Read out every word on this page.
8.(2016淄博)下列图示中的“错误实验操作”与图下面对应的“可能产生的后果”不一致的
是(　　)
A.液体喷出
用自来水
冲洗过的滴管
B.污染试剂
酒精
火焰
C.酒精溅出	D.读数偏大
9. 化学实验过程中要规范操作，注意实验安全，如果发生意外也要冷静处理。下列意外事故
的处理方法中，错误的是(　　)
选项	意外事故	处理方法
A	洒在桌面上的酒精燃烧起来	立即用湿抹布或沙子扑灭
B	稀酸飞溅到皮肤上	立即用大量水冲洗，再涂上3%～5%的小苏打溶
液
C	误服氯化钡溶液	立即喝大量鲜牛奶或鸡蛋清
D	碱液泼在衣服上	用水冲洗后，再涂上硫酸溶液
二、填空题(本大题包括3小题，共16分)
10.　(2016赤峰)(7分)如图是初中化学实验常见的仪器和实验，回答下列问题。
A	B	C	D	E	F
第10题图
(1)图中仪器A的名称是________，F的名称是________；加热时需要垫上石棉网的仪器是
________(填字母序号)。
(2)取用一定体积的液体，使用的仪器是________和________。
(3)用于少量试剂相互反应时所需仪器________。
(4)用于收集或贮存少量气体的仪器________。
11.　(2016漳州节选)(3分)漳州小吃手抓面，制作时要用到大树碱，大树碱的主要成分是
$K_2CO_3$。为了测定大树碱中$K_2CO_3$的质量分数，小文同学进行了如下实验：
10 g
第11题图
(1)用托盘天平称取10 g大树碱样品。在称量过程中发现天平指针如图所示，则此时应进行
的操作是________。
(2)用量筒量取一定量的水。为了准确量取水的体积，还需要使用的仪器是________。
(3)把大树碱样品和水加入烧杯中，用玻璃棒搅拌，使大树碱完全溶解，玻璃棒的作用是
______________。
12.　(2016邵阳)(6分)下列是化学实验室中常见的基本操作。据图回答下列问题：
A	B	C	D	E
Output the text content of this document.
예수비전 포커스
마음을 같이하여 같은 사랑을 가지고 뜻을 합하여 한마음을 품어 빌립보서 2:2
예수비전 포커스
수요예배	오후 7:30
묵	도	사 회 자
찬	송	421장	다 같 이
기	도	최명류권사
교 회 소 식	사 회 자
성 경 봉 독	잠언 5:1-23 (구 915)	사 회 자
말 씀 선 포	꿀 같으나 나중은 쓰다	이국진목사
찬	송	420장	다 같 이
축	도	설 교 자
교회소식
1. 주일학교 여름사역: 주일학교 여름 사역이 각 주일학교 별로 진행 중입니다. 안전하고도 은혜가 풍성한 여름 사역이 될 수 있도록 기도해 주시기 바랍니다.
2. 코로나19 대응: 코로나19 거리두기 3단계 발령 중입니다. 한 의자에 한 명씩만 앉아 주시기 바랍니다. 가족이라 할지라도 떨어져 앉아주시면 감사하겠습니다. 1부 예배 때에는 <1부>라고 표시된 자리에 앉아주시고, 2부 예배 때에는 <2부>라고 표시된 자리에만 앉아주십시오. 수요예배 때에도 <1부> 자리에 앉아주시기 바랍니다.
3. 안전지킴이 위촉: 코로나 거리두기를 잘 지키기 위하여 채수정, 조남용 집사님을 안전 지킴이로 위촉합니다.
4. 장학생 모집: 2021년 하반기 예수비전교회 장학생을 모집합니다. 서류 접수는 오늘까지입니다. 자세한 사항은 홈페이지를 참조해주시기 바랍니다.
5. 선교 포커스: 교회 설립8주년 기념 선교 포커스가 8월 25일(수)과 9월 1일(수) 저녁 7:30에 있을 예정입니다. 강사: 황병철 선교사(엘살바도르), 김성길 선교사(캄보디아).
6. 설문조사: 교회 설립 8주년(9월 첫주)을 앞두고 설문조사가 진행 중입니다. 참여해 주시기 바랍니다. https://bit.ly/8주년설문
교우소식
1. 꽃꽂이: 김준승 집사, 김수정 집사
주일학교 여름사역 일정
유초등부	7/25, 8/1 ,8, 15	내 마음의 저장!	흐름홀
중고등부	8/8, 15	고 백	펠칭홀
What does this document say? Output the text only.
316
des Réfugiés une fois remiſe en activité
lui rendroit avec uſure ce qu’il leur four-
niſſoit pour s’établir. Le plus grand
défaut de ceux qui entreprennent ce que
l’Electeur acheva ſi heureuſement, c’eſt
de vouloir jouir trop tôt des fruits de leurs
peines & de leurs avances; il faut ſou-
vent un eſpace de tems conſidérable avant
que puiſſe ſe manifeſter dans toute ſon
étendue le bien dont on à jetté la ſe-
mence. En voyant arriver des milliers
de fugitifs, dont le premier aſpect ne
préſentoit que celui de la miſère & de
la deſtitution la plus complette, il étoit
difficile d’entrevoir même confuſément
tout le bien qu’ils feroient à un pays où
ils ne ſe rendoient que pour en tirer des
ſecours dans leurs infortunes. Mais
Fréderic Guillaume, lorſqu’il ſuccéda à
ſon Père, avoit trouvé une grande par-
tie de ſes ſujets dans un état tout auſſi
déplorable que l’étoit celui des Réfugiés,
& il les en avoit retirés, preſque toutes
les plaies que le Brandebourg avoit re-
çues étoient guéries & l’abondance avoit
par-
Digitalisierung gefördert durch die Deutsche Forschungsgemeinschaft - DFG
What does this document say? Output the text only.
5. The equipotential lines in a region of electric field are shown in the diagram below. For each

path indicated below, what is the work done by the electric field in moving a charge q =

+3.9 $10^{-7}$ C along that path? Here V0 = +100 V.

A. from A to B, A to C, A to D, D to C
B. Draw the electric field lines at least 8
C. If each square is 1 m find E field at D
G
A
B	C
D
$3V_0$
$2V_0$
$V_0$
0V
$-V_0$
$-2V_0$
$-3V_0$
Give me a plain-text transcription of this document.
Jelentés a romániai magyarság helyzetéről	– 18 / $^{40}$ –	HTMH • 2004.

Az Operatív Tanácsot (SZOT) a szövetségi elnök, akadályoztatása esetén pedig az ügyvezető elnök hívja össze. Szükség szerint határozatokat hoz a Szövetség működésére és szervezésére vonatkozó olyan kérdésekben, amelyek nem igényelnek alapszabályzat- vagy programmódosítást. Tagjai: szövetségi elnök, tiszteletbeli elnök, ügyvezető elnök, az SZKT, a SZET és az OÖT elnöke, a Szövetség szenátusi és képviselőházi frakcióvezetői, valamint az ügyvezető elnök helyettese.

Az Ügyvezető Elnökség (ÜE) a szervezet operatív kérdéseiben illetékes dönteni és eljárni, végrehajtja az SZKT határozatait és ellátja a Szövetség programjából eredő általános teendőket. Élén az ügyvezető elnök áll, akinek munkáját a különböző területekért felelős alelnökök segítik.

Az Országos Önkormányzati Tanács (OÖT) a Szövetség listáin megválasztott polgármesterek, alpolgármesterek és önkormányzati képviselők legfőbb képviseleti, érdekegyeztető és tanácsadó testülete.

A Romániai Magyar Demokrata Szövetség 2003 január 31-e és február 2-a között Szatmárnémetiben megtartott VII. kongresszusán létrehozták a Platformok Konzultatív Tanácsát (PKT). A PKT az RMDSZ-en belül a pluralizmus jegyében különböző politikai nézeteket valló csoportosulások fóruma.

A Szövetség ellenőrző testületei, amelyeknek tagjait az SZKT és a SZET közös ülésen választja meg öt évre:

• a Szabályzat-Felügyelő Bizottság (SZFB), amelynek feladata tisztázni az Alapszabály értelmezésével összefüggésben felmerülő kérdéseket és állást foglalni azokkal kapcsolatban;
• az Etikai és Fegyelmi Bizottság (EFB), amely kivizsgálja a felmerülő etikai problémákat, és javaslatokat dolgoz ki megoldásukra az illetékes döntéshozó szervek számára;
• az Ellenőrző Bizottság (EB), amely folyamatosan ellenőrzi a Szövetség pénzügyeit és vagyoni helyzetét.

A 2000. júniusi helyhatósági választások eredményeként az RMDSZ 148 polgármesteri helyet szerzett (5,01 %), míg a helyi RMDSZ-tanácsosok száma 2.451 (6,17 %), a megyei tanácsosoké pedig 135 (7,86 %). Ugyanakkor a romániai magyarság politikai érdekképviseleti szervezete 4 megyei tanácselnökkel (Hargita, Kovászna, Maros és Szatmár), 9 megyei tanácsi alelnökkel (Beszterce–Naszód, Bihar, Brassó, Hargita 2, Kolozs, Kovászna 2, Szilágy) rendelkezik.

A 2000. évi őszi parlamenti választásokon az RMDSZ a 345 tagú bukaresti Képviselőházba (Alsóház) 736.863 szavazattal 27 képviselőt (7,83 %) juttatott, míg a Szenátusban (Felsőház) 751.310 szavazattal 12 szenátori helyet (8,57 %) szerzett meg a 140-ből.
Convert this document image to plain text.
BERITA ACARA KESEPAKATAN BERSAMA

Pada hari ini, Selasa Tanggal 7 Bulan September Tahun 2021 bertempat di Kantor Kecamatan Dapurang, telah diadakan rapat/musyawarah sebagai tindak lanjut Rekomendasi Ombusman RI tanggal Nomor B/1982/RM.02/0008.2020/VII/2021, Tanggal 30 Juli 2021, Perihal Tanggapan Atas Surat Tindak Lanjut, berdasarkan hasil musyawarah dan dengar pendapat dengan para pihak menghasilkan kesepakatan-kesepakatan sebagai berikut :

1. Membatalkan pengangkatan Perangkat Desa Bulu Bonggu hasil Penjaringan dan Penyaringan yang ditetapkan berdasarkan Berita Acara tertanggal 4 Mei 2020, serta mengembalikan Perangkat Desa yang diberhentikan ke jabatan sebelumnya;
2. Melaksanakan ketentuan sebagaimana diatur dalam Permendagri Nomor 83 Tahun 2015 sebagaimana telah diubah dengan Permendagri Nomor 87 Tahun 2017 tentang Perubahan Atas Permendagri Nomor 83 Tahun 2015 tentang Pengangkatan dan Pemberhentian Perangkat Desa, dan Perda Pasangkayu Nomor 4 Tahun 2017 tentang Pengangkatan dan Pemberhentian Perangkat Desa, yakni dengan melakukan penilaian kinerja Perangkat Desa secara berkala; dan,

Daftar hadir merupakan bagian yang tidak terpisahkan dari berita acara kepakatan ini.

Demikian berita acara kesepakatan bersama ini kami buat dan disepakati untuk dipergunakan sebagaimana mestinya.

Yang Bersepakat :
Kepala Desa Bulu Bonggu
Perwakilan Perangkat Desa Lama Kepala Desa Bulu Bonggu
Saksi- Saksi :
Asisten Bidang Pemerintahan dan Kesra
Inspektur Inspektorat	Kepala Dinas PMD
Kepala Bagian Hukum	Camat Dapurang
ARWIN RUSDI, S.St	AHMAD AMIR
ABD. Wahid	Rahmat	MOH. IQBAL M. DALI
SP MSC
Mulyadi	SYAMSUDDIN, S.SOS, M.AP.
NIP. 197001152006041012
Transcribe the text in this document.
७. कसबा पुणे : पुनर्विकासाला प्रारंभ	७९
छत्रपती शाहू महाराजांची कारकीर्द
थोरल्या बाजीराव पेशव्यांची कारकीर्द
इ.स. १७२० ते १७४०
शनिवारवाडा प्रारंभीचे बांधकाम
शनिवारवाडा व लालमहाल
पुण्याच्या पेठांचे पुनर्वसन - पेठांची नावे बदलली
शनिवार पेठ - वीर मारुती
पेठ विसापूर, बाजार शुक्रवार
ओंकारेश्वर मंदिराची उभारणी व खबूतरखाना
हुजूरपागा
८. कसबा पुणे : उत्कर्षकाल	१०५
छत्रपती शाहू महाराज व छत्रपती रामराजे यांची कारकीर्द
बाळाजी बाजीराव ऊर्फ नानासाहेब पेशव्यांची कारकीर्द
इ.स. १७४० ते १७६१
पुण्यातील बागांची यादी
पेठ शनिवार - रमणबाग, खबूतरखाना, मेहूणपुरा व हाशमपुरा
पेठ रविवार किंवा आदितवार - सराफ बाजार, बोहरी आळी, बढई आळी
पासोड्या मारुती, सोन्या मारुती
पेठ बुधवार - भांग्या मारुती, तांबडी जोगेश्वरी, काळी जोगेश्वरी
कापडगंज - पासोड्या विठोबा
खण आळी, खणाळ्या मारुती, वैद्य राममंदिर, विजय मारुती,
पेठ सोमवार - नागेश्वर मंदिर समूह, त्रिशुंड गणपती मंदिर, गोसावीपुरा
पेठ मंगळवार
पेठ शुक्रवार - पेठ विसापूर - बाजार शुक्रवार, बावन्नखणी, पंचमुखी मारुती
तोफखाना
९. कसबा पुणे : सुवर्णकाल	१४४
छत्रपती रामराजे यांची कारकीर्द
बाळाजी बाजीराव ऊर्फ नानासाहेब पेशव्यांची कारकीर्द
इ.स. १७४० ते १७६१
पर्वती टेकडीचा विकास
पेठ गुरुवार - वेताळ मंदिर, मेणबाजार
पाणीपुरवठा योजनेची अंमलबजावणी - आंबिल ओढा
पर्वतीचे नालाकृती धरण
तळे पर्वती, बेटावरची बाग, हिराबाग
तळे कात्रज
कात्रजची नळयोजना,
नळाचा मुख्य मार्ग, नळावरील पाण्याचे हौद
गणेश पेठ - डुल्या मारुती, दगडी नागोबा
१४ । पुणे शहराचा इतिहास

> **WHAT YOU HAVE TO DO**:
Extract all lines containing the word "Atas".

> **WRITTEN RESPONSE**:
Pada hari ini, Selasa Tanggal 7 Bulan September Tahun 2021 bertempat di Kantor Kecamatan Dapurang, telah diadakan rapat/musyawarah sebagai tindak lanjut Rekomendasi Ombusman RI tanggal Nomor B/1982/RM.02/0008.2020/VII/2021, Tanggal 30 Juli 2021, Perihal Tanggapan Atas Surat Tindak Lanjut, berdasarkan hasil musyawarah dan dengar pendapat dengan para pihak menghasilkan kesepakatan-kesepakatan sebagai berikut :
2. Melaksanakan ketentuan sebagaimana diatur dalam Permendagri Nomor 83 Tahun 2015 sebagaimana telah diubah dengan Permendagri Nomor 87 Tahun 2017 tentang Perubahan Atas Permendagri Nomor 83 Tahun 2015 tentang Pengangkatan dan Pemberhentian Perangkat Desa, dan Perda Pasangkayu Nomor 4 Tahun 2017 tentang Pengangkatan dan Pemberhentian Perangkat Desa, yakni dengan melakukan penilaian kinerja Perangkat Desa secara berkala; dan,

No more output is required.